+++ Ausgewählte Textstelle +++

Liebes Team, mal eine ganz dumme Frage, aber warum prüft man §§ 222, 13 und nicht nur § 222? Was ist denn die relevante Tathandlung?

Lukas_Mengestu

Lukas_Mengestu

10.2.2023, 16:36:08

Hallo Sniter, die relevante Tathandlung ist die fehlende Beseitigung der Stahlkralle, es geht hier insoweit nicht um ein positives Tun, sondern um das strafbare Unterlassen einer gebotenen Handlung. Beste Grüße, Lukas - für das Jurafuchs-Team

FUCH

Fuchsfrauchen

31.8.2023, 09:52:09

Hallo! Liegt der Schwerpunkt der

Vorwerfbarkeit

nicht eher darin, dass A und B die Arbeit der Helfer nicht kontrolliert haben? Also ich würde auch ein Unterlassen sehen, aber an einen anderem Punkt anknüpfen. Bin ich hier auf dem Holzweg oder geht das auch?

AL

algru

22.3.2024, 12:41:56

Die Antwort auf die Frage von Fuchsfrauchen interessiert mich auch! :)

CR7

CR7

8.6.2024, 14:29:55

Ich würde hier nicht an dem Protokollieren ansetzen. Denn A und B waren dazu ja verpflichtet, ihnen oblag der Auftrag. Sie waren ja nicht dazu beauftragt, Leute zu finden, die es für sie erledigen, sondern dass sie es selbst tun. A und B haben sich dazu entschieden, ihre Arbeitsverpflichtung aufzuteilen und damit ihre Verantwortung dazu weiterzureichen. Dann erscheint es aber nicht unbillig, die Verantwortung für etwaige Gefahren auf sie zu laden.

+++ Angezeigte Daten +++

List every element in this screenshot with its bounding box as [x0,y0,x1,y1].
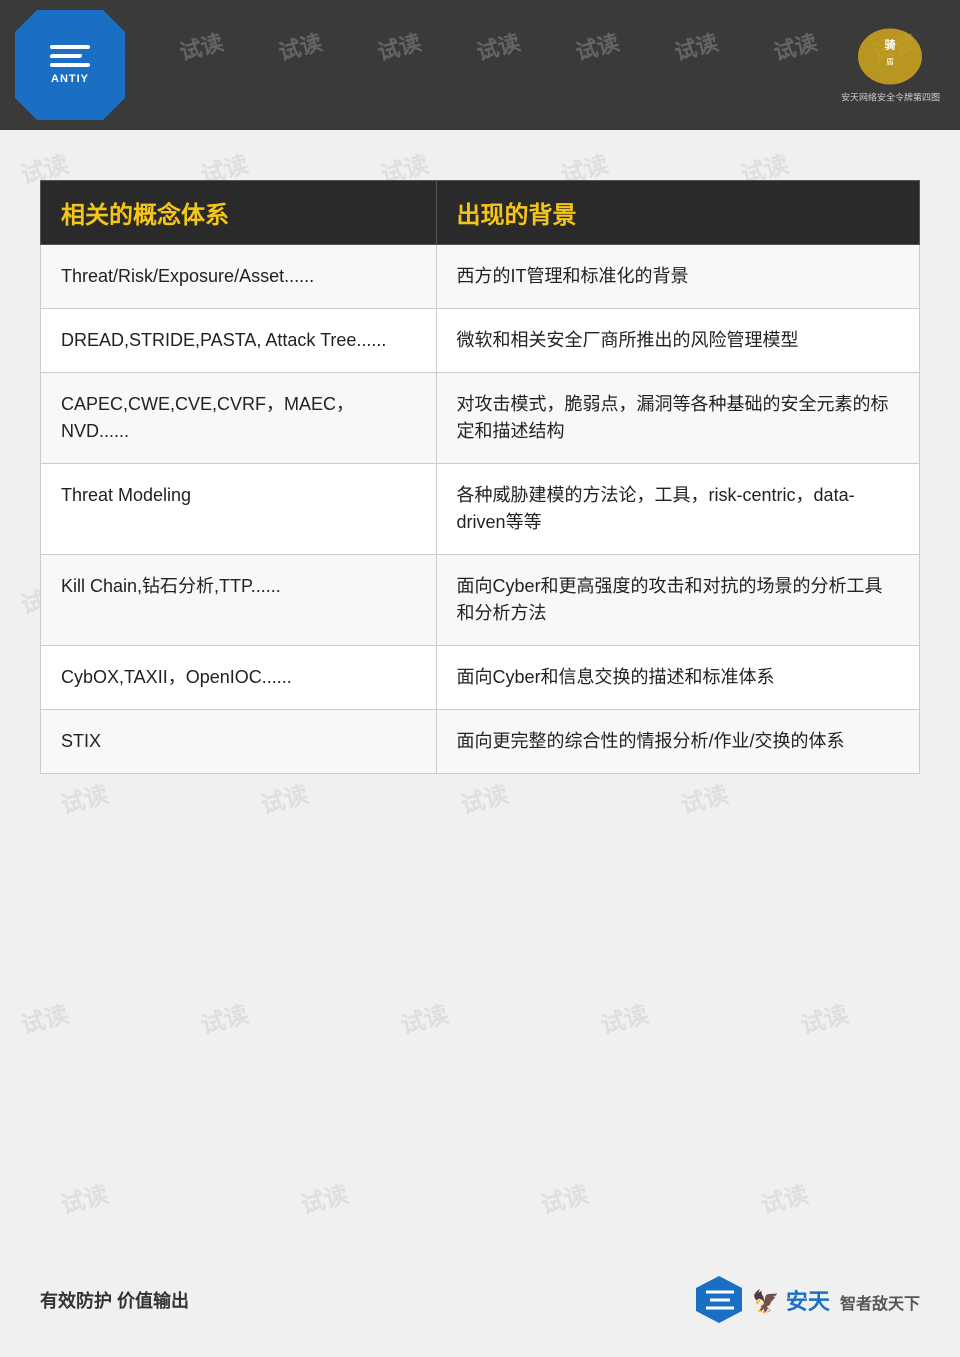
watermark-8: 试读 [770,25,821,67]
footer: 有效防护 价值输出 🦅 安天 智者敌天下 [0,1272,960,1327]
watermark-2: 试读 [176,25,227,67]
header: 试读 试读 试读 试读 试读 试读 试读 试读 试读 ANTIY 骑 盾 安天网… [0,0,960,130]
logo-lines [50,45,90,67]
watermark-6: 试读 [572,25,623,67]
table-cell-concept-1: DREAD,STRIDE,PASTA, Attack Tree...... [41,309,437,373]
table-cell-background-4: 面向Cyber和更高强度的攻击和对抗的场景的分析工具和分析方法 [436,555,919,646]
watermark-5: 试读 [473,25,524,67]
col-header-background: 出现的背景 [436,181,919,245]
table-row: STIX面向更完整的综合性的情报分析/作业/交换的体系 [41,710,920,774]
logo-label: ANTIY [51,73,89,85]
footer-slogan: 有效防护 价值输出 [40,1287,189,1313]
table-row: Kill Chain,钻石分析,TTP......面向Cyber和更高强度的攻击… [41,555,920,646]
table-cell-background-3: 各种威胁建模的方法论，工具，risk-centric，data-driven等等 [436,464,919,555]
table-cell-concept-2: CAPEC,CWE,CVE,CVRF，MAEC，NVD...... [41,373,437,464]
watermark-7: 试读 [671,25,722,67]
table-cell-background-6: 面向更完整的综合性的情报分析/作业/交换的体系 [436,710,919,774]
header-right-sub-text: 安天网络安全令牌第四图 [841,91,940,104]
table-cell-background-0: 西方的IT管理和标准化的背景 [436,245,919,309]
antiy-logo: ANTIY [15,10,125,120]
table-cell-concept-0: Threat/Risk/Exposure/Asset...... [41,245,437,309]
concepts-table: 相关的概念体系 出现的背景 Threat/Risk/Exposure/Asset… [40,180,920,774]
table-row: CAPEC,CWE,CVE,CVRF，MAEC，NVD......对攻击模式，脆… [41,373,920,464]
bw-22: 试读 [596,994,651,1040]
table-cell-concept-6: STIX [41,710,437,774]
svg-text:盾: 盾 [886,57,894,67]
footer-antiy-icon [692,1272,747,1327]
logo-line-1 [50,45,90,49]
footer-logo-brand: 🦅 安天 智者敌天下 [752,1284,920,1316]
footer-logo: 🦅 安天 智者敌天下 [692,1272,920,1327]
logo-line-3 [50,63,90,67]
bw-23: 试读 [796,994,851,1040]
table-row: Threat Modeling各种威胁建模的方法论，工具，risk-centri… [41,464,920,555]
bw-21: 试读 [396,994,451,1040]
bw-25: 试读 [296,1174,351,1220]
table-row: DREAD,STRIDE,PASTA, Attack Tree......微软和… [41,309,920,373]
header-right-logo: 骑 盾 安天网络安全令牌第四图 [841,27,940,104]
footer-logo-sub: 智者敌天下 [840,1296,920,1313]
table-cell-background-2: 对攻击模式，脆弱点，漏洞等各种基础的安全元素的标定和描述结构 [436,373,919,464]
logo-line-2 [49,54,82,58]
table-cell-concept-4: Kill Chain,钻石分析,TTP...... [41,555,437,646]
watermark-3: 试读 [275,25,326,67]
table-cell-background-5: 面向Cyber和信息交换的描述和标准体系 [436,646,919,710]
header-watermarks: 试读 试读 试读 试读 试读 试读 试读 试读 试读 [0,0,960,130]
footer-logo-text-group: 🦅 安天 智者敌天下 [752,1284,920,1316]
watermark-4: 试读 [374,25,425,67]
col-header-concepts: 相关的概念体系 [41,181,437,245]
table-row: Threat/Risk/Exposure/Asset......西方的IT管理和… [41,245,920,309]
table-row: CybOX,TAXII，OpenIOC......面向Cyber和信息交换的描述… [41,646,920,710]
table-cell-background-1: 微软和相关安全厂商所推出的风险管理模型 [436,309,919,373]
right-emblem-icon: 骑 盾 [855,27,925,87]
svg-text:骑: 骑 [885,38,896,52]
bw-27: 试读 [756,1174,811,1220]
bw-24: 试读 [56,1174,111,1220]
bw-26: 试读 [536,1174,591,1220]
bw-20: 试读 [196,994,251,1040]
bw-19: 试读 [16,994,71,1040]
table-cell-concept-3: Threat Modeling [41,464,437,555]
main-content: 相关的概念体系 出现的背景 Threat/Risk/Exposure/Asset… [0,130,960,814]
table-cell-concept-5: CybOX,TAXII，OpenIOC...... [41,646,437,710]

+++

■ Aufgaben
a - Überarbeite die Textstelle: Gib alles von „Die Antwort auf“ bis hinunter zu „sie zu laden.“ erneut wieder und setze dabei „Kontrollieren“ anstelle von „Protokollieren“ ein.
b - Welche Tathandlung ist laut der Antwort des Jurafuchs-Teams in der Textstelle die relevante?
Die Daten spielen hierfür keine Rolle.

■ Antworten je Aufgabe
a -
Die Antwort auf die Frage von Fuchsfrauchen interessiert mich auch! :)

CR7

CR7

8.6.2024, 14:29:55

Ich würde hier nicht an dem Kontrollieren ansetzen. Denn A und B waren dazu ja verpflichtet, ihnen oblag der Auftrag. Sie waren ja nicht dazu beauftragt, Leute zu finden, die es für sie erledigen, sondern dass sie es selbst tun. A und B haben sich dazu entschieden, ihre Arbeitsverpflichtung aufzuteilen und damit ihre Verantwortung dazu weiterzureichen. Dann erscheint es aber nicht unbillig, die Verantwortung für etwaige Gefahren auf sie zu laden.

b - Die fehlende Beseitigung der Stahlkralle.